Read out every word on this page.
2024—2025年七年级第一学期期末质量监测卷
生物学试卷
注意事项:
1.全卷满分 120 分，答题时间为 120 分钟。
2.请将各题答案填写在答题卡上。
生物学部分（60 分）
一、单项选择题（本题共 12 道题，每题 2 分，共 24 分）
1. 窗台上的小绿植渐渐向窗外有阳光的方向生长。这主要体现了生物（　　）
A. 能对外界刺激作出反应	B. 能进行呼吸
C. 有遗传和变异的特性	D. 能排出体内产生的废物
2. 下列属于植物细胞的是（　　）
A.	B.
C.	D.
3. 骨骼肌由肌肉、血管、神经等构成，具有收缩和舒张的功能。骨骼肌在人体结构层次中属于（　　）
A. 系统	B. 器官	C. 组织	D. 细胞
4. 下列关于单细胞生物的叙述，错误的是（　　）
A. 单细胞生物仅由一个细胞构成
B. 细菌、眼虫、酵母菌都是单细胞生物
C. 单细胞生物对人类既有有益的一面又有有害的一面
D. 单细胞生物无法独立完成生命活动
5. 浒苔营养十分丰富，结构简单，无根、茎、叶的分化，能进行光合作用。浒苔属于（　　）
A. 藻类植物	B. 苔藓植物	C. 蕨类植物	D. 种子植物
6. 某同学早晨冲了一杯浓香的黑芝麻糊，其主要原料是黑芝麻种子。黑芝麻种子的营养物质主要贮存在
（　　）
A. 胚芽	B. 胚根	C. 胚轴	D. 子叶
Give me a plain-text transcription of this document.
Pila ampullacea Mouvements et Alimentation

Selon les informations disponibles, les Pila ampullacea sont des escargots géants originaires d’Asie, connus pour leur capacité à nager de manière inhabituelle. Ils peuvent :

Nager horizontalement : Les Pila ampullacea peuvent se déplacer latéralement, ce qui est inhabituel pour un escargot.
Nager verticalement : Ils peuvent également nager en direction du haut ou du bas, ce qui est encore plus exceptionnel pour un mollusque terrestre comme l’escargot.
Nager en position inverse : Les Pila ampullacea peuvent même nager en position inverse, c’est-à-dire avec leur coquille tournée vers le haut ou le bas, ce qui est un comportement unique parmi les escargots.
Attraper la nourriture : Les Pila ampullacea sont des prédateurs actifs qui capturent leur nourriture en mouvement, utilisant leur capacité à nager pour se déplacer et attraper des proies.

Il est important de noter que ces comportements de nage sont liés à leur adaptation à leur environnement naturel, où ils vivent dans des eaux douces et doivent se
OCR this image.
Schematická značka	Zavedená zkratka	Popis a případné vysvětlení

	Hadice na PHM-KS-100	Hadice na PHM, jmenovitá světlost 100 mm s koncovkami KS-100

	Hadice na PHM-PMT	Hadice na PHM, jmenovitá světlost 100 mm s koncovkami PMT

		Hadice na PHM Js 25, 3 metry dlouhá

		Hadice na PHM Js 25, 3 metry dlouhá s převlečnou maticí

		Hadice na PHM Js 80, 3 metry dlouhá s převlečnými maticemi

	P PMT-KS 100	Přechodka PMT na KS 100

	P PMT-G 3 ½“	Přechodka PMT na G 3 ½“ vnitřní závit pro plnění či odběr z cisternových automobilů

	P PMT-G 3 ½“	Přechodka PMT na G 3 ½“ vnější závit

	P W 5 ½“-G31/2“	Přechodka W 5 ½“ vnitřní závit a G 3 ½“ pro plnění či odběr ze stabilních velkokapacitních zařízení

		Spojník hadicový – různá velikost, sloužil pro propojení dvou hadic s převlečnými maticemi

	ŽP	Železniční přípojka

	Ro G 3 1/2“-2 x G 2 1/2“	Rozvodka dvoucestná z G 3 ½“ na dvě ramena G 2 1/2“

━━━━━━━━

§ What to do: Please quote every record above exactly as it appears.

§ Result of this exercise:
Read out every word on this page.
2024—2025年七年级第一学期期末质量监测卷
生物学试卷
注意事项:
1.全卷满分 120 分，答题时间为 120 分钟。
2.请将各题答案填写在答题卡上。
生物学部分（60 分）
一、单项选择题（本题共 12 道题，每题 2 分，共 24 分）
1. 窗台上的小绿植渐渐向窗外有阳光的方向生长。这主要体现了生物（　　）
A. 能对外界刺激作出反应	B. 能进行呼吸
C. 有遗传和变异的特性	D. 能排出体内产生的废物
2. 下列属于植物细胞的是（　　）
A.	B.
C.	D.
3. 骨骼肌由肌肉、血管、神经等构成，具有收缩和舒张的功能。骨骼肌在人体结构层次中属于（　　）
A. 系统	B. 器官	C. 组织	D. 细胞
4. 下列关于单细胞生物的叙述，错误的是（　　）
A. 单细胞生物仅由一个细胞构成
B. 细菌、眼虫、酵母菌都是单细胞生物
C. 单细胞生物对人类既有有益的一面又有有害的一面
D. 单细胞生物无法独立完成生命活动
5. 浒苔营养十分丰富，结构简单，无根、茎、叶的分化，能进行光合作用。浒苔属于（　　）
A. 藻类植物	B. 苔藓植物	C. 蕨类植物	D. 种子植物
6. 某同学早晨冲了一杯浓香的黑芝麻糊，其主要原料是黑芝麻种子。黑芝麻种子的营养物质主要贮存在
（　　）
A. 胚芽	B. 胚根	C. 胚轴	D. 子叶
Give me a plain-text transcription of this document.
Pila ampullacea Mouvements et Alimentation

Selon les informations disponibles, les Pila ampullacea sont des escargots géants originaires d’Asie, connus pour leur capacité à nager de manière inhabituelle. Ils peuvent :

Nager horizontalement : Les Pila ampullacea peuvent se déplacer latéralement, ce qui est inhabituel pour un escargot.
Nager verticalement : Ils peuvent également nager en direction du haut ou du bas, ce qui est encore plus exceptionnel pour un mollusque terrestre comme l’escargot.
Nager en position inverse : Les Pila ampullacea peuvent même nager en position inverse, c’est-à-dire avec leur coquille tournée vers le haut ou le bas, ce qui est un comportement unique parmi les escargots.
Attraper la nourriture : Les Pila ampullacea sont des prédateurs actifs qui capturent leur nourriture en mouvement, utilisant leur capacité à nager pour se déplacer et attraper des proies.

Il est important de noter que ces comportements de nage sont liés à leur adaptation à leur environnement naturel, où ils vivent dans des eaux douces et doivent se
OCR this image.
Schematická značka	Zavedená zkratka	Popis a případné vysvětlení

	Hadice na PHM-KS-100	Hadice na PHM, jmenovitá světlost 100 mm s koncovkami KS-100

	Hadice na PHM-PMT	Hadice na PHM, jmenovitá světlost 100 mm s koncovkami PMT

		Hadice na PHM Js 25, 3 metry dlouhá

		Hadice na PHM Js 25, 3 metry dlouhá s převlečnou maticí

		Hadice na PHM Js 80, 3 metry dlouhá s převlečnými maticemi

	P PMT-KS 100	Přechodka PMT na KS 100

	P PMT-G 3 ½“	Přechodka PMT na G 3 ½“ vnitřní závit pro plnění či odběr z cisternových automobilů

	P PMT-G 3 ½“	Přechodka PMT na G 3 ½“ vnější závit

	P W 5 ½“-G31/2“	Přechodka W 5 ½“ vnitřní závit a G 3 ½“ pro plnění či odběr ze stabilních velkokapacitních zařízení

		Spojník hadicový – různá velikost, sloužil pro propojení dvou hadic s převlečnými maticemi

	ŽP	Železniční přípojka

	Ro G 3 1/2“-2 x G 2 1/2“	Rozvodka dvoucestná z G 3 ½“ na dvě ramena G 2 1/2“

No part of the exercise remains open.